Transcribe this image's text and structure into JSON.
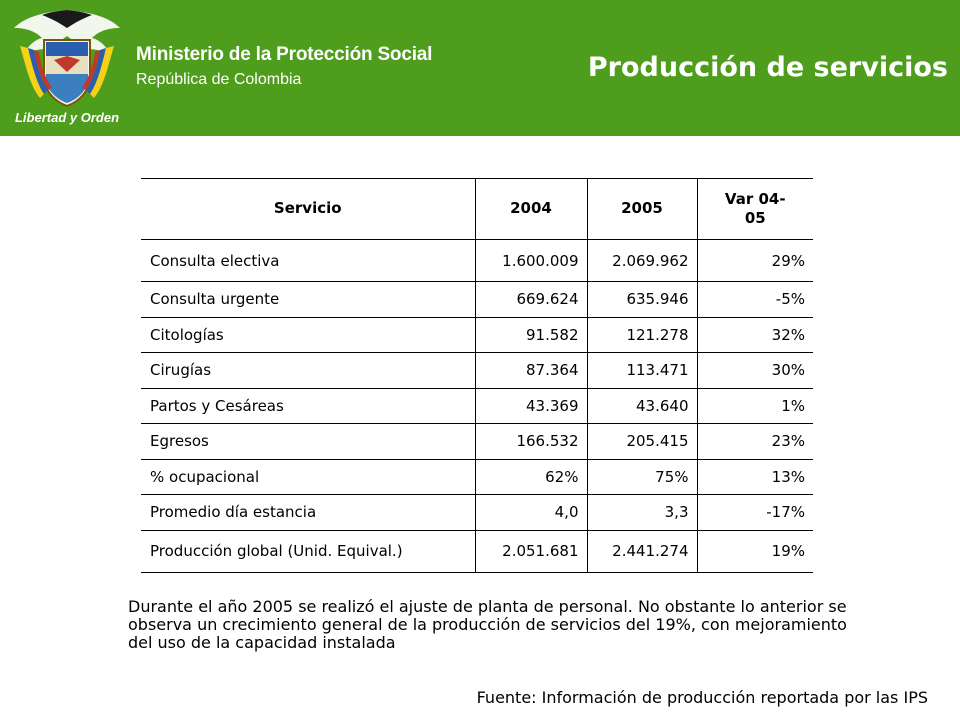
{
  "header": {
    "seal_text": "Libertad y Orden",
    "ministry": "Ministerio de la Protección Social",
    "republic": "República de Colombia",
    "title": "Producción de servicios",
    "colors": {
      "background": "#4f9d1c",
      "text": "#ffffff"
    }
  },
  "table": {
    "headers": [
      "Servicio",
      "2004",
      "2005",
      "Var 04-05"
    ],
    "rows": [
      [
        "Consulta electiva",
        "1.600.009",
        "2.069.962",
        "29%"
      ],
      [
        "Consulta urgente",
        "669.624",
        "635.946",
        "-5%"
      ],
      [
        "Citologías",
        "91.582",
        "121.278",
        "32%"
      ],
      [
        "Cirugías",
        "87.364",
        "113.471",
        "30%"
      ],
      [
        "Partos y Cesáreas",
        "43.369",
        "43.640",
        "1%"
      ],
      [
        "Egresos",
        "166.532",
        "205.415",
        "23%"
      ],
      [
        "% ocupacional",
        "62%",
        "75%",
        "13%"
      ],
      [
        "Promedio día estancia",
        "4,0",
        "3,3",
        "-17%"
      ],
      [
        "Producción global (Unid. Equival.)",
        "2.051.681",
        "2.441.274",
        "19%"
      ]
    ]
  },
  "note": "Durante el año 2005 se realizó  el ajuste de planta de personal. No obstante lo anterior se observa un crecimiento general de la producción de servicios del 19%, con mejoramiento del uso de la capacidad instalada",
  "source": "Fuente: Información de producción reportada por las IPS"
}
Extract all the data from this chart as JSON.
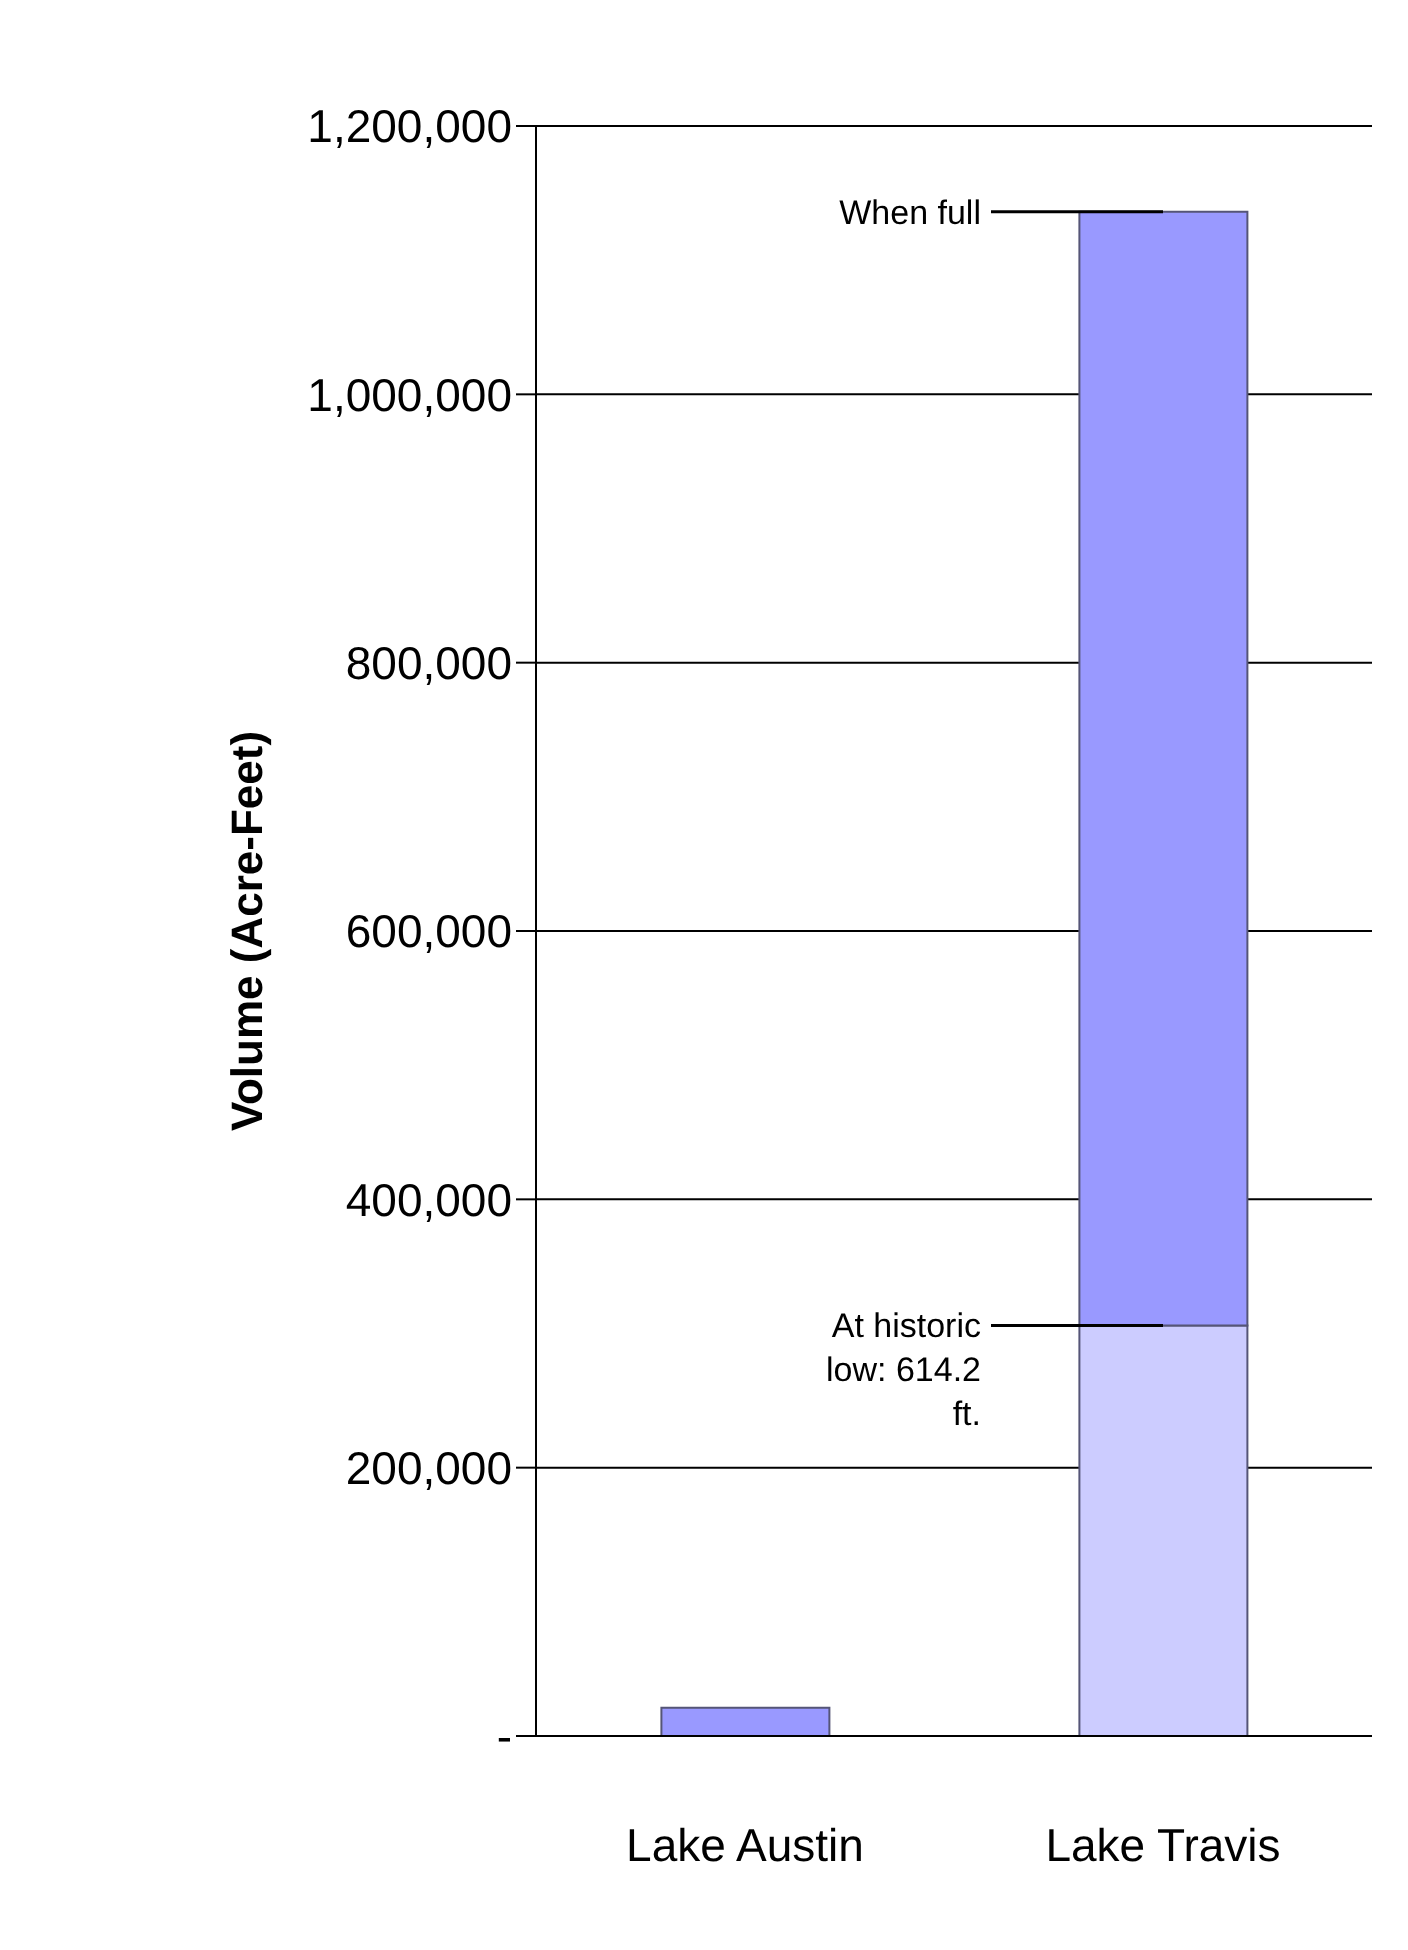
{
  "chart_data": {
    "type": "bar",
    "ylabel": "Volume (Acre-Feet)",
    "categories": [
      "Lake Austin",
      "Lake Travis"
    ],
    "stacked": true,
    "series": [
      {
        "color": "#ccccff",
        "values": [
          null,
          306000
        ]
      },
      {
        "color": "#9999ff",
        "values": [
          21000,
          830000
        ]
      }
    ],
    "ylim": [
      0,
      1200000
    ],
    "yticks": [
      {
        "value": 0,
        "label": "-"
      },
      {
        "value": 200000,
        "label": "200,000"
      },
      {
        "value": 400000,
        "label": "400,000"
      },
      {
        "value": 600000,
        "label": "600,000"
      },
      {
        "value": 800000,
        "label": "800,000"
      },
      {
        "value": 1000000,
        "label": "1,000,000"
      },
      {
        "value": 1200000,
        "label": "1,200,000"
      }
    ],
    "grid": "y",
    "annotations": [
      {
        "text": "When full",
        "x": "Lake Travis",
        "y": 1136000
      },
      {
        "text": "At historic low:  614.2 ft.",
        "x": "Lake Travis",
        "y": 306000
      }
    ]
  }
}
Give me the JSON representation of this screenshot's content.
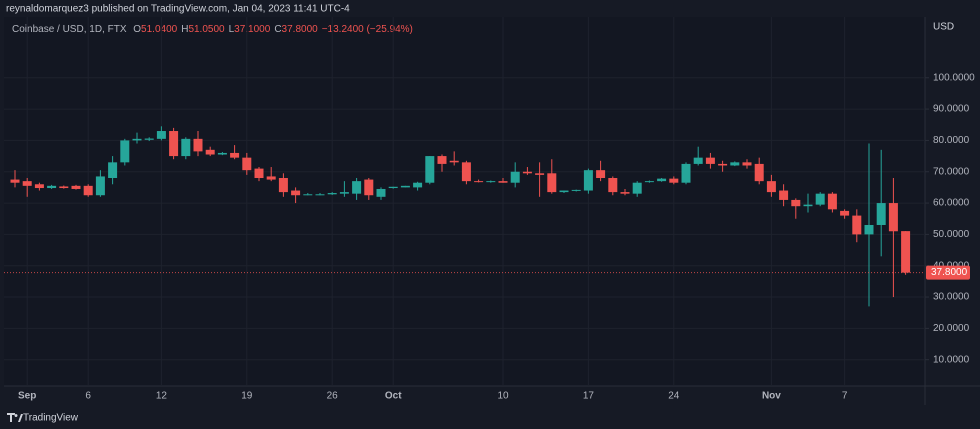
{
  "chart_data": {
    "type": "candlestick",
    "attribution": "reynaldomarquez3 published on TradingView.com, Jan 04, 2023 11:41 UTC-4",
    "symbol": "Coinbase / USD, 1D, FTX",
    "ohlc_header": [
      {
        "key": "O",
        "value": "51.0400"
      },
      {
        "key": "H",
        "value": "51.0500"
      },
      {
        "key": "L",
        "value": "37.1000"
      },
      {
        "key": "C",
        "value": "37.8000"
      }
    ],
    "change": "−13.2400 (−25.94%)",
    "currency": "USD",
    "brand": "TradingView",
    "up_color": "#26a69a",
    "down_color": "#ef5350",
    "grid": true,
    "categories": [
      null,
      "Sep",
      null,
      null,
      null,
      null,
      "6",
      null,
      null,
      null,
      null,
      null,
      "12",
      null,
      null,
      null,
      null,
      null,
      null,
      "19",
      null,
      null,
      null,
      null,
      null,
      null,
      "26",
      null,
      null,
      null,
      null,
      "Oct",
      null,
      null,
      null,
      null,
      null,
      null,
      null,
      null,
      "10",
      null,
      null,
      null,
      null,
      null,
      null,
      "17",
      null,
      null,
      null,
      null,
      null,
      null,
      "24",
      null,
      null,
      null,
      null,
      null,
      null,
      null,
      "Nov",
      null,
      null,
      null,
      null,
      null,
      "7",
      null,
      null,
      null,
      null,
      null
    ],
    "open": [
      67.5,
      67,
      66,
      64.8,
      65.3,
      65.5,
      65.5,
      62.5,
      68,
      73,
      80,
      80.2,
      80.5,
      83,
      75,
      80.5,
      77,
      75.5,
      76,
      74.5,
      71,
      68.5,
      68,
      64,
      62.8,
      62.8,
      62.8,
      63,
      63,
      67.5,
      62,
      64.8,
      65,
      65,
      66.5,
      75,
      73.5,
      73,
      67,
      66.8,
      67,
      66.5,
      70,
      69.5,
      69.5,
      63.5,
      64,
      64,
      70.5,
      68,
      63.5,
      63,
      66.8,
      67,
      67.8,
      66.5,
      72.5,
      74.5,
      72.5,
      72,
      73,
      72.5,
      67,
      64,
      61,
      59,
      59.5,
      63,
      57.5,
      56,
      50,
      53,
      60,
      51.04
    ],
    "high": [
      70.5,
      68,
      66.5,
      65.8,
      65.6,
      65.8,
      66,
      70.5,
      75,
      80.5,
      82.5,
      81,
      84.5,
      84,
      81,
      83,
      78,
      76.3,
      78.5,
      76,
      71.5,
      71.5,
      69.5,
      65,
      63.2,
      63.2,
      63.5,
      67,
      68,
      68,
      65,
      65.2,
      65.5,
      66.8,
      75,
      75.5,
      76.5,
      73.5,
      67.5,
      67.2,
      68,
      73,
      71.5,
      73,
      74,
      64,
      64.3,
      71,
      73.5,
      68.5,
      64.5,
      67,
      67.2,
      68,
      68.5,
      73,
      78,
      76,
      73.5,
      73.3,
      74,
      74.5,
      69,
      66,
      61.5,
      63,
      63.5,
      63.5,
      58,
      58,
      79,
      77,
      68,
      51.05
    ],
    "low": [
      65,
      62,
      64,
      64.5,
      64.6,
      64.3,
      62,
      62,
      66,
      72,
      79,
      79.8,
      80,
      74,
      74,
      75,
      75,
      75.3,
      74,
      69,
      67,
      67,
      62,
      60,
      62.5,
      62.5,
      62.6,
      62,
      61,
      61,
      61,
      64.6,
      65,
      64,
      66,
      70,
      72,
      66,
      66.6,
      66.5,
      66.5,
      65,
      69,
      62,
      63,
      63.2,
      63.7,
      63,
      67,
      62.5,
      62.5,
      62,
      66.5,
      66.8,
      66,
      66,
      72,
      71,
      70,
      71.8,
      71,
      66,
      62,
      59,
      55,
      57,
      59,
      57,
      55,
      47.5,
      27,
      43,
      30,
      37.1
    ],
    "close": [
      66.5,
      65.5,
      64.8,
      65.5,
      64.8,
      64.5,
      62.5,
      68.5,
      73,
      80,
      80.5,
      80.6,
      83,
      75,
      80.5,
      76.5,
      75.5,
      76,
      74.5,
      70.5,
      68,
      67.5,
      63.5,
      62.5,
      62.8,
      62.8,
      63.2,
      63.5,
      67,
      62.5,
      64.5,
      65.2,
      65.5,
      66.5,
      75,
      72.5,
      73,
      67,
      66.8,
      67,
      66.5,
      70,
      69.5,
      69,
      63.5,
      64,
      64.2,
      70.5,
      68,
      63.5,
      63,
      66.5,
      67,
      67.8,
      66.5,
      72.5,
      74.5,
      72.5,
      72,
      73,
      72,
      67,
      63.5,
      61,
      59,
      59.5,
      63,
      58,
      56,
      50,
      53,
      60,
      51,
      37.8
    ],
    "ylim": [
      1.6,
      119.4
    ],
    "yticks": [
      {
        "value": 10,
        "label": "10.0000"
      },
      {
        "value": 20,
        "label": "20.0000"
      },
      {
        "value": 30,
        "label": "30.0000"
      },
      {
        "value": 40,
        "label": "40.0000"
      },
      {
        "value": 50,
        "label": "50.0000"
      },
      {
        "value": 60,
        "label": "60.0000"
      },
      {
        "value": 70,
        "label": "70.0000"
      },
      {
        "value": 80,
        "label": "80.0000"
      },
      {
        "value": 90,
        "label": "90.0000"
      },
      {
        "value": 100,
        "label": "100.0000"
      }
    ],
    "last_price": {
      "value": 37.8,
      "label": "37.8000"
    }
  }
}
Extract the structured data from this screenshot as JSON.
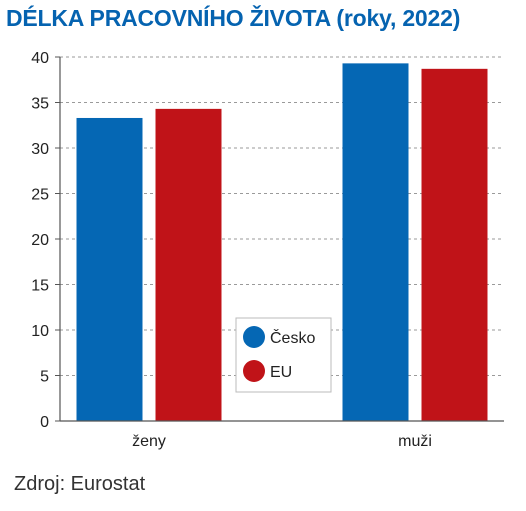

▶ SHORT PROBLEM
In the entries above, find lines with "Consulta" and copy each.

▶ PROBLEM SOLUTION
        "Consulta electiva",
        "Consulta urgente",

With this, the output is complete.